== TASK TO CARRY OUT ==
Answer with a single number: the count of lines that include the string "Output".

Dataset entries

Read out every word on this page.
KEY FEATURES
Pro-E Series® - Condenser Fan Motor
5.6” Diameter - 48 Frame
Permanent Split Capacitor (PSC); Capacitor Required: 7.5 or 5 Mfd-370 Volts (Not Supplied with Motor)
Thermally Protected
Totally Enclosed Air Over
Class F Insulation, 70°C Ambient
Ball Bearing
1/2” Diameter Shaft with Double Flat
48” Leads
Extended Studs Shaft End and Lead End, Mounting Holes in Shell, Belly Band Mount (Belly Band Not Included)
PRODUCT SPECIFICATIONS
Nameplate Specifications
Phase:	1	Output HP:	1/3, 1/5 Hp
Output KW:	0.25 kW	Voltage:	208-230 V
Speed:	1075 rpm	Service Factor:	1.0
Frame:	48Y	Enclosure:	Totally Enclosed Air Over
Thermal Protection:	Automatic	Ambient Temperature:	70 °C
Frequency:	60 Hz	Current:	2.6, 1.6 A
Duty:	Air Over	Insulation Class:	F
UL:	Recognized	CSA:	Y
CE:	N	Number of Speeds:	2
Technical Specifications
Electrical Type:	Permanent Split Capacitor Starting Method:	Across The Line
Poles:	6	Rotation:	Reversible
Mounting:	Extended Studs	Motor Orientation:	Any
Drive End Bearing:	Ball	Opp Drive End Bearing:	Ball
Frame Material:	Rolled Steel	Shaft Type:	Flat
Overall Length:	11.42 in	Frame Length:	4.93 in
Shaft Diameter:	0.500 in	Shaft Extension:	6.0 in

...

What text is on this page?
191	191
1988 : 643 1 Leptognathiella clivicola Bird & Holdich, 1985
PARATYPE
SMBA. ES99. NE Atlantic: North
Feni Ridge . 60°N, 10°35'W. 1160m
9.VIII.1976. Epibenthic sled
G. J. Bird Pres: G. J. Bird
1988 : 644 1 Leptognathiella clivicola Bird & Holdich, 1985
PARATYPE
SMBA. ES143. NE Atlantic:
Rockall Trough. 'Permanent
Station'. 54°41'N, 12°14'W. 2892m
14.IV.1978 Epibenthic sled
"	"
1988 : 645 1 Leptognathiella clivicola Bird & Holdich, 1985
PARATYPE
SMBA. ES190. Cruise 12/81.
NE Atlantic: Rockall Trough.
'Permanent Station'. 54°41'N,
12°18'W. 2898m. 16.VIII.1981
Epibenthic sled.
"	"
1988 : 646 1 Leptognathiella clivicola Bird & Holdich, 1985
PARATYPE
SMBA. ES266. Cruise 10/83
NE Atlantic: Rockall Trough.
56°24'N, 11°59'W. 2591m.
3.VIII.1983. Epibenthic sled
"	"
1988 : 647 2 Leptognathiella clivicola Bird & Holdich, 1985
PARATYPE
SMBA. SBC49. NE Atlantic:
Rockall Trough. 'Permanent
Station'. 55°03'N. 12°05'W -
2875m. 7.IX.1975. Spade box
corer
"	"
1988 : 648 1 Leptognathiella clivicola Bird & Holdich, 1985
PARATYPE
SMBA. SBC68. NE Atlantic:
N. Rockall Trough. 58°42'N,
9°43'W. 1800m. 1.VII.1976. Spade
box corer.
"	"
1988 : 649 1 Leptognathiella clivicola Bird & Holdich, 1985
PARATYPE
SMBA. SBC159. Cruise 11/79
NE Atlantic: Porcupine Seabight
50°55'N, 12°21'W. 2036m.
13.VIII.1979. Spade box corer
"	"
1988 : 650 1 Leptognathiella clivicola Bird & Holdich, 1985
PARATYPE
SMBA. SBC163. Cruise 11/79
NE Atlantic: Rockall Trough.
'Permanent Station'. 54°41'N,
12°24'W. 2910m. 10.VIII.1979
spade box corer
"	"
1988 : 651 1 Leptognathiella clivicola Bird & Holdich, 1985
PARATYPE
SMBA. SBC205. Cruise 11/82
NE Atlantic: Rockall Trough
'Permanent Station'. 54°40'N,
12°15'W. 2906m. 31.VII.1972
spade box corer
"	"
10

== EXERCISE ANSWER ==
2